### Exercise material
►

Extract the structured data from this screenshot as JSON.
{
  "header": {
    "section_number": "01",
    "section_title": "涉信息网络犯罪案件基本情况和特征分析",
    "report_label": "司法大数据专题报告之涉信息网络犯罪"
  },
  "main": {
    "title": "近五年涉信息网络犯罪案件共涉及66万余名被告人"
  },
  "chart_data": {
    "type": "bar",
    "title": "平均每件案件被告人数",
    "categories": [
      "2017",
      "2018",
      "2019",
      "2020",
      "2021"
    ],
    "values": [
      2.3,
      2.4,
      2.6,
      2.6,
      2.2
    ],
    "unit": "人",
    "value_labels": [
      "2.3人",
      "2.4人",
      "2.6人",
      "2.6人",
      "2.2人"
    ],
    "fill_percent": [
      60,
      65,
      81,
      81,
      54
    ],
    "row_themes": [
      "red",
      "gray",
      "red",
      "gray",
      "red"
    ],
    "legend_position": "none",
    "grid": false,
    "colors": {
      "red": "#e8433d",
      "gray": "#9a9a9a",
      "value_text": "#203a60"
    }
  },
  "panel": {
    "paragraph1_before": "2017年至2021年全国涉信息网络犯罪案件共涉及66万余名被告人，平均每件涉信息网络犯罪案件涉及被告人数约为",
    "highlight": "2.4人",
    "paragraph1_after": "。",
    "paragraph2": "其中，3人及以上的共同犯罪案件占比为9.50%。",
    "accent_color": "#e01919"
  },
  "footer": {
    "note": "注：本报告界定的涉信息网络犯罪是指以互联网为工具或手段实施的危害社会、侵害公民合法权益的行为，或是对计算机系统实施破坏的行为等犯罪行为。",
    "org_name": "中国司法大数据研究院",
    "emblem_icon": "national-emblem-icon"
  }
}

◄

### Prompt
Type out the entries again, word for word.

### Worked solution
Extract the structured data from this screenshot as JSON.
{
  "header": {
    "section_number": "01",
    "section_title": "涉信息网络犯罪案件基本情况和特征分析",
    "report_label": "司法大数据专题报告之涉信息网络犯罪"
  },
  "main": {
    "title": "近五年涉信息网络犯罪案件共涉及66万余名被告人"
  },
  "chart_data": {
    "type": "bar",
    "title": "平均每件案件被告人数",
    "categories": [
      "2017",
      "2018",
      "2019",
      "2020",
      "2021"
    ],
    "values": [
      2.3,
      2.4,
      2.6,
      2.6,
      2.2
    ],
    "unit": "人",
    "value_labels": [
      "2.3人",
      "2.4人",
      "2.6人",
      "2.6人",
      "2.2人"
    ],
    "fill_percent": [
      60,
      65,
      81,
      81,
      54
    ],
    "row_themes": [
      "red",
      "gray",
      "red",
      "gray",
      "red"
    ],
    "legend_position": "none",
    "grid": false,
    "colors": {
      "red": "#e8433d",
      "gray": "#9a9a9a",
      "value_text": "#203a60"
    }
  },
  "panel": {
    "paragraph1_before": "2017年至2021年全国涉信息网络犯罪案件共涉及66万余名被告人，平均每件涉信息网络犯罪案件涉及被告人数约为",
    "highlight": "2.4人",
    "paragraph1_after": "。",
    "paragraph2": "其中，3人及以上的共同犯罪案件占比为9.50%。",
    "accent_color": "#e01919"
  },
  "footer": {
    "note": "注：本报告界定的涉信息网络犯罪是指以互联网为工具或手段实施的危害社会、侵害公民合法权益的行为，或是对计算机系统实施破坏的行为等犯罪行为。",
    "org_name": "中国司法大数据研究院",
    "emblem_icon": "national-emblem-icon"
  }
}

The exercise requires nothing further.